> [Task requirements] For the listing below, give the number of lines in which "zastrzeżenia" occurs. Add nothing.

— Start of Task input —

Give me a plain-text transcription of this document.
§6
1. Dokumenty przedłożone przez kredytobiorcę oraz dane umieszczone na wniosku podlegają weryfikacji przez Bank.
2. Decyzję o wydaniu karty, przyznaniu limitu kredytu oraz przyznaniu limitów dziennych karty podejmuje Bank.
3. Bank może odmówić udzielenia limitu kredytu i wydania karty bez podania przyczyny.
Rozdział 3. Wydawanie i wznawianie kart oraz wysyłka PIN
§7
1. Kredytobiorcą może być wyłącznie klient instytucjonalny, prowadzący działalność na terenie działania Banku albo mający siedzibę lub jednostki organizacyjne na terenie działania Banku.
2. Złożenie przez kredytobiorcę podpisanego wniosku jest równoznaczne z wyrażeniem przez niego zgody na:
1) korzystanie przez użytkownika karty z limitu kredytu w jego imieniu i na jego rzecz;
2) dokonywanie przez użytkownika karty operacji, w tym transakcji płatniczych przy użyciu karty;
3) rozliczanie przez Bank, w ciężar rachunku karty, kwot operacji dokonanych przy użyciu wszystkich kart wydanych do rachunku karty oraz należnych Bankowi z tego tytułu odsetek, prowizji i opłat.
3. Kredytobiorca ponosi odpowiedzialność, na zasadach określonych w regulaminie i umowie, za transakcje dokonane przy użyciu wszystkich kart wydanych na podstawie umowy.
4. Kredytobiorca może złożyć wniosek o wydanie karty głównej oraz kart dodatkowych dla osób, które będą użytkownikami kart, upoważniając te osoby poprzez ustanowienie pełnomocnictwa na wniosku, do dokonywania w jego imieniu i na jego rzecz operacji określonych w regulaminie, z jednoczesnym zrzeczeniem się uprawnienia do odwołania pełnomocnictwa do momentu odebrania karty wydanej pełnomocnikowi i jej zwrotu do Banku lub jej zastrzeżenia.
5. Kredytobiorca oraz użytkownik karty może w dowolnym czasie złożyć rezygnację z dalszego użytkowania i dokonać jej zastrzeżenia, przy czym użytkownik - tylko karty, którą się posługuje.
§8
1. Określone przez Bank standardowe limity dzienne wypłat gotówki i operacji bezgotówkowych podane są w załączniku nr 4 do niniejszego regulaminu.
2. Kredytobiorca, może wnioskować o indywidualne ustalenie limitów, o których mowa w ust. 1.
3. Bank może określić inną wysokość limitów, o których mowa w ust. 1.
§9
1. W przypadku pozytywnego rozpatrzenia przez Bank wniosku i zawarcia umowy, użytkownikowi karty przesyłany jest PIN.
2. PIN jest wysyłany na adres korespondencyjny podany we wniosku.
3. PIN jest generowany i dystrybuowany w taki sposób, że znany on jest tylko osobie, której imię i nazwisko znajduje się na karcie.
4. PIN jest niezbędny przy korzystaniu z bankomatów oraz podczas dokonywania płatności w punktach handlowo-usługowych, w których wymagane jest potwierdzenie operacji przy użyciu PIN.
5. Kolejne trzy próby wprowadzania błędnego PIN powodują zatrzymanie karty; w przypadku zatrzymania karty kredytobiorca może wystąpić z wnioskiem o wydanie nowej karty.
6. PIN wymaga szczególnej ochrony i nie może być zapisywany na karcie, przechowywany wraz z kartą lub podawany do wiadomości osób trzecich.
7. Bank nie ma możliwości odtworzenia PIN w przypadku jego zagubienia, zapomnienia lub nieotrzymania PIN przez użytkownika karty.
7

— End of Task input —

> [Written response] 2